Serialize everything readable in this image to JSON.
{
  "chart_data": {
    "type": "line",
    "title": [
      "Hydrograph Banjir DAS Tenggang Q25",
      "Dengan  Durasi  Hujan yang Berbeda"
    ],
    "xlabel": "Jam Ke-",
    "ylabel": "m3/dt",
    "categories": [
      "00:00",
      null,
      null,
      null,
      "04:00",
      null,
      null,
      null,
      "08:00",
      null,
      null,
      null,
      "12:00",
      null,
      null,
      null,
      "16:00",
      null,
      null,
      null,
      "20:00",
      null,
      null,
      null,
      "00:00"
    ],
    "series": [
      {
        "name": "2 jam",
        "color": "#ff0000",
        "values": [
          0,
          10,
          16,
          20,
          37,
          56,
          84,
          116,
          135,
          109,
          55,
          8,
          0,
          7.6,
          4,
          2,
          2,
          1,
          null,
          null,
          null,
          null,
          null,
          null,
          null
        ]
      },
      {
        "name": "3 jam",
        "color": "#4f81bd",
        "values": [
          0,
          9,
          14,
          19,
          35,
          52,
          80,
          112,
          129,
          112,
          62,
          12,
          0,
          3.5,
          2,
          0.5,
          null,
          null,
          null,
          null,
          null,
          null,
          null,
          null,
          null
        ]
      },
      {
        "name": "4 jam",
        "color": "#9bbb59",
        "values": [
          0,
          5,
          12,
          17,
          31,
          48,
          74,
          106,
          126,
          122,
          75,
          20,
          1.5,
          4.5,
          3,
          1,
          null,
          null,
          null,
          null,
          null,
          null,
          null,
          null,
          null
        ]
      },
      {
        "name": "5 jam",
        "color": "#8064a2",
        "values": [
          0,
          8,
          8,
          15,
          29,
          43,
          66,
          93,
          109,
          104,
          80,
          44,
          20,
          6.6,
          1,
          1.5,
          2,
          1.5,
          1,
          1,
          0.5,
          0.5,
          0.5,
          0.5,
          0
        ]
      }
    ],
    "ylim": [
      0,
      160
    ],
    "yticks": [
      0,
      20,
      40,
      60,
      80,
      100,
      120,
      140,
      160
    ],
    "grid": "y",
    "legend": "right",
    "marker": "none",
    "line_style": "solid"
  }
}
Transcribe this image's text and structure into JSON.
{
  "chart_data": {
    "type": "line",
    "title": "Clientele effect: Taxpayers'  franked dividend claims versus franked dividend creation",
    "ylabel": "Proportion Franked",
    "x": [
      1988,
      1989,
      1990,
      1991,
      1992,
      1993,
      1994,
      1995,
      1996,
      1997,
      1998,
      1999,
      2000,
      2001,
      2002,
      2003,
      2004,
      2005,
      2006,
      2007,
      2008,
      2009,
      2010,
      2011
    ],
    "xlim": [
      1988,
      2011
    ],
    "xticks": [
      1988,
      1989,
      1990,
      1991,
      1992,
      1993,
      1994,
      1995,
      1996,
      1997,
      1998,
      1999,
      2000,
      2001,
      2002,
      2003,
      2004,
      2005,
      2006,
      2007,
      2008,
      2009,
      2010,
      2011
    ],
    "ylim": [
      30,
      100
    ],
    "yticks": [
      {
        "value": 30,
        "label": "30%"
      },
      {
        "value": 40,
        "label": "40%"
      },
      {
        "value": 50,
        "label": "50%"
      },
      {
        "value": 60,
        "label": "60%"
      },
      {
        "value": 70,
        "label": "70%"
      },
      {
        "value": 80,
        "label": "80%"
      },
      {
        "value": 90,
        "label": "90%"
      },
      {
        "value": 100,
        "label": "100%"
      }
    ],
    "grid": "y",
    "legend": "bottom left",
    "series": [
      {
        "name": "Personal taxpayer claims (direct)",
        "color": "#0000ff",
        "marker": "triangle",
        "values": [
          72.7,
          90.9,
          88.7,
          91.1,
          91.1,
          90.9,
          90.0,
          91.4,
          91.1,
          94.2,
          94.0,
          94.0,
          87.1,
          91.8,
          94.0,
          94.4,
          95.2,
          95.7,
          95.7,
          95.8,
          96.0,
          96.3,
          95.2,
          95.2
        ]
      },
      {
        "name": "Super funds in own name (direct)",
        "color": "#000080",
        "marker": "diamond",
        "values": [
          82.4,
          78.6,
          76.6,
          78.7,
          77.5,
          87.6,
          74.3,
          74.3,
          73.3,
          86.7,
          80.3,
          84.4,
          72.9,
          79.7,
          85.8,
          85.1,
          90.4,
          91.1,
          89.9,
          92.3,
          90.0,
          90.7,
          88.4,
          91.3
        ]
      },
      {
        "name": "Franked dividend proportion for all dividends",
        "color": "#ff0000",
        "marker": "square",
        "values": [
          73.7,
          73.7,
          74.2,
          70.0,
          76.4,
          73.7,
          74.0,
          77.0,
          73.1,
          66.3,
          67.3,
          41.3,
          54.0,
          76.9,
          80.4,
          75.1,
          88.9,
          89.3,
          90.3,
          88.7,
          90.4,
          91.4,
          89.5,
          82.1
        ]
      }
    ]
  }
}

_Work to complete_
Search the lines above for the string "ylabel", then show every one that has it.

_Task solution_
    "ylabel": "m3/dt",
    "ylabel": "Proportion Franked",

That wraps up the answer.